* **Prompt A**
In the blog post below, what is the title of the last chapter of the new book?

* start Page *

Why do you persist in irritating everybody?
Steve Brown February 7th, 2011
As you know, for months now, I've been working on a new book, Three Free Sins! God's Surprising Gift. I just finished the manuscript!
As soon as I finish writing you, I'm getting drunk. (Given that I don't consume alcoholic beverages, one beer ought to do it.)
Okay. I won't. But the thought is a pleasant one…transcendence in a bottle.
As I read over what I've written, some of it seems to me to be very good, some of it not half bad and some of it so bad I wince. Trouble is, I'm not sure which is which. I'm sure the editors will tell me…and I'll wonder where they were when the page was blank.
Most of yesterday and this morning, I've worked on the last chapter. It is, as in some of my other books, a Q & A chapter in an attempt to ameliorate the damage I did in all the other chapters and thereby keep my job. The title of the chapter is Are you Crazy? Because that chapter is on my mind (and I always write to you with whatever is on my mind at the time), I'm going to share with you some of the answers to some of the questions in that last chapter.
Well, are you crazy?
Sometimes I think so. In fact, the things we Christians say we believe are quite crazy. We believe that there is a God who created everything, and especially and lovingly created us. We believe that creator God is in charge of all that creation and directs it for his purposes. Then we believe that the same God humbled himself and became a man, walking our dirty roads, hanging out with the worst of us, and then hanging on a cross for his people. We believe that that dead man got out of a grave and walked around, was taken up to heaven and will return to clean up the mess.

* end Page *

* **Prompt B**
Count the lines in the records below that contain the string "gradient". Reply with the number alone.

* start Provided records *

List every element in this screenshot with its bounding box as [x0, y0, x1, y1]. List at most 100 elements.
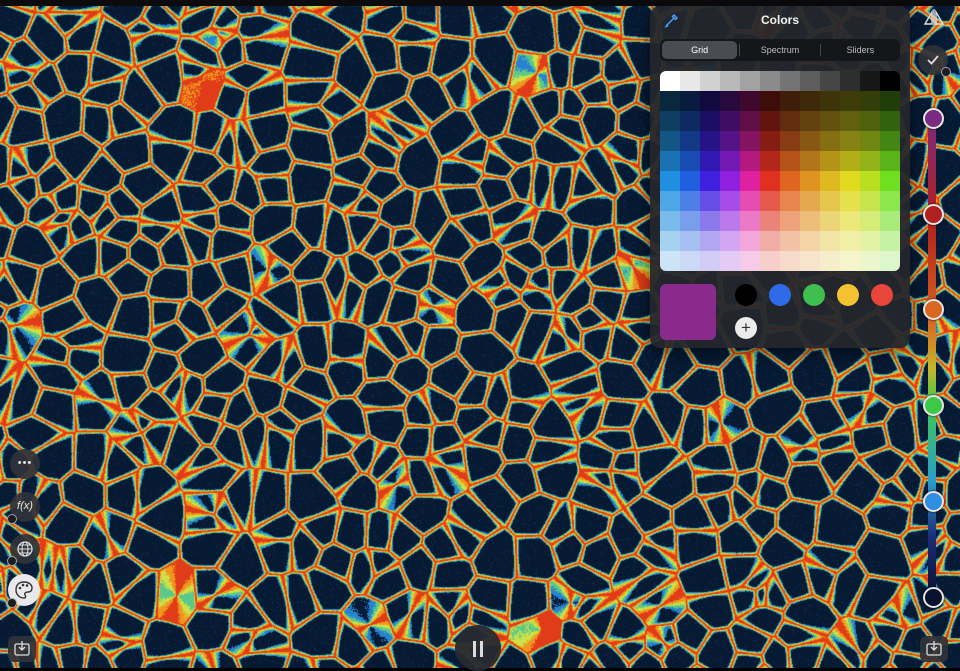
gradient-stop[interactable] — [923, 395, 944, 416]
export-button[interactable] — [920, 636, 948, 662]
color-grid-cell[interactable] — [780, 231, 800, 251]
color-grid-cell[interactable] — [680, 191, 700, 211]
color-grid-cell[interactable] — [740, 231, 760, 251]
color-grid-cell[interactable] — [760, 171, 780, 191]
color-grid-cell[interactable] — [680, 71, 700, 91]
color-grid-cell[interactable] — [680, 231, 700, 251]
color-grid-cell[interactable] — [800, 91, 820, 111]
color-grid-cell[interactable] — [760, 231, 780, 251]
color-grid-cell[interactable] — [860, 171, 880, 191]
color-grid-cell[interactable] — [660, 111, 680, 131]
color-grid-cell[interactable] — [840, 171, 860, 191]
color-grid-cell[interactable] — [680, 111, 700, 131]
color-grid-cell[interactable] — [840, 211, 860, 231]
color-grid-cell[interactable] — [820, 211, 840, 231]
color-grid-cell[interactable] — [880, 91, 900, 111]
color-grid-cell[interactable] — [780, 171, 800, 191]
color-grid-cell[interactable] — [680, 91, 700, 111]
color-grid-cell[interactable] — [700, 231, 720, 251]
color-grid-cell[interactable] — [760, 191, 780, 211]
color-grid-cell[interactable] — [880, 231, 900, 251]
color-grid-cell[interactable] — [840, 91, 860, 111]
color-grid-cell[interactable] — [720, 71, 740, 91]
color-grid-cell[interactable] — [680, 211, 700, 231]
color-grid-cell[interactable] — [680, 171, 700, 191]
color-grid-cell[interactable] — [720, 131, 740, 151]
color-grid-cell[interactable] — [820, 71, 840, 91]
color-grid-cell[interactable] — [860, 191, 880, 211]
color-grid-cell[interactable] — [840, 251, 860, 271]
color-grid-cell[interactable] — [720, 211, 740, 231]
color-grid-cell[interactable] — [780, 151, 800, 171]
color-grid-cell[interactable] — [660, 171, 680, 191]
color-grid-cell[interactable] — [880, 191, 900, 211]
color-grid-cell[interactable] — [840, 71, 860, 91]
color-grid-cell[interactable] — [800, 171, 820, 191]
color-grid-cell[interactable] — [760, 251, 780, 271]
color-grid-cell[interactable] — [880, 171, 900, 191]
color-grid-cell[interactable] — [780, 91, 800, 111]
color-grid-cell[interactable] — [840, 191, 860, 211]
more-button[interactable]: ••• — [10, 449, 40, 479]
color-grid-cell[interactable] — [780, 251, 800, 271]
color-grid-cell[interactable] — [840, 131, 860, 151]
color-grid-cell[interactable] — [780, 71, 800, 91]
color-grid-cell[interactable] — [780, 191, 800, 211]
color-grid-cell[interactable] — [860, 71, 880, 91]
color-grid-cell[interactable] — [800, 211, 820, 231]
color-grid-cell[interactable] — [780, 131, 800, 151]
color-grid-cell[interactable] — [780, 211, 800, 231]
color-grid-cell[interactable] — [820, 191, 840, 211]
color-grid-cell[interactable] — [880, 111, 900, 131]
color-grid-cell[interactable] — [820, 151, 840, 171]
pause-button[interactable] — [455, 625, 501, 671]
color-grid-cell[interactable] — [660, 211, 680, 231]
color-grid-cell[interactable] — [800, 151, 820, 171]
color-grid-cell[interactable] — [700, 71, 720, 91]
color-grid-cell[interactable] — [740, 151, 760, 171]
color-grid-cell[interactable] — [760, 131, 780, 151]
color-grid-cell[interactable] — [680, 131, 700, 151]
color-grid-cell[interactable] — [720, 231, 740, 251]
color-grid-cell[interactable] — [820, 91, 840, 111]
color-grid-cell[interactable] — [840, 231, 860, 251]
color-grid-cell[interactable] — [740, 91, 760, 111]
color-grid-cell[interactable] — [760, 111, 780, 131]
color-grid-cell[interactable] — [880, 151, 900, 171]
color-grid-cell[interactable] — [860, 211, 880, 231]
color-grid-cell[interactable] — [880, 211, 900, 231]
color-grid-cell[interactable] — [660, 231, 680, 251]
color-grid-cell[interactable] — [700, 171, 720, 191]
color-grid-cell[interactable] — [700, 191, 720, 211]
gradient-stop[interactable] — [923, 204, 944, 225]
color-grid-cell[interactable] — [720, 171, 740, 191]
saved-color-black[interactable] — [735, 284, 757, 306]
saved-color-blue[interactable] — [769, 284, 791, 306]
color-grid-cell[interactable] — [740, 251, 760, 271]
color-grid-cell[interactable] — [680, 151, 700, 171]
color-grid-cell[interactable] — [840, 111, 860, 131]
color-grid-cell[interactable] — [860, 91, 880, 111]
color-grid-cell[interactable] — [820, 231, 840, 251]
color-grid-cell[interactable] — [720, 91, 740, 111]
color-grid-cell[interactable] — [800, 71, 820, 91]
import-button[interactable] — [8, 636, 36, 662]
color-grid-cell[interactable] — [700, 111, 720, 131]
color-grid-cell[interactable] — [740, 171, 760, 191]
color-grid-cell[interactable] — [860, 111, 880, 131]
color-grid-cell[interactable] — [760, 71, 780, 91]
color-grid-cell[interactable] — [800, 191, 820, 211]
color-grid-cell[interactable] — [760, 91, 780, 111]
color-grid-cell[interactable] — [660, 151, 680, 171]
color-grid-cell[interactable] — [700, 251, 720, 271]
color-grid-cell[interactable] — [820, 251, 840, 271]
color-grid-cell[interactable] — [720, 251, 740, 271]
saved-color-red[interactable] — [871, 284, 893, 306]
color-grid-cell[interactable] — [840, 151, 860, 171]
color-grid-cell[interactable] — [700, 91, 720, 111]
color-grid-cell[interactable] — [820, 111, 840, 131]
color-grid-cell[interactable] — [740, 131, 760, 151]
current-color-swatch[interactable] — [660, 284, 716, 340]
color-grid-cell[interactable] — [700, 131, 720, 151]
color-grid-cell[interactable] — [700, 211, 720, 231]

* end Provided records *

* **Answer A**
Are you Crazy?

* **Answer B**
2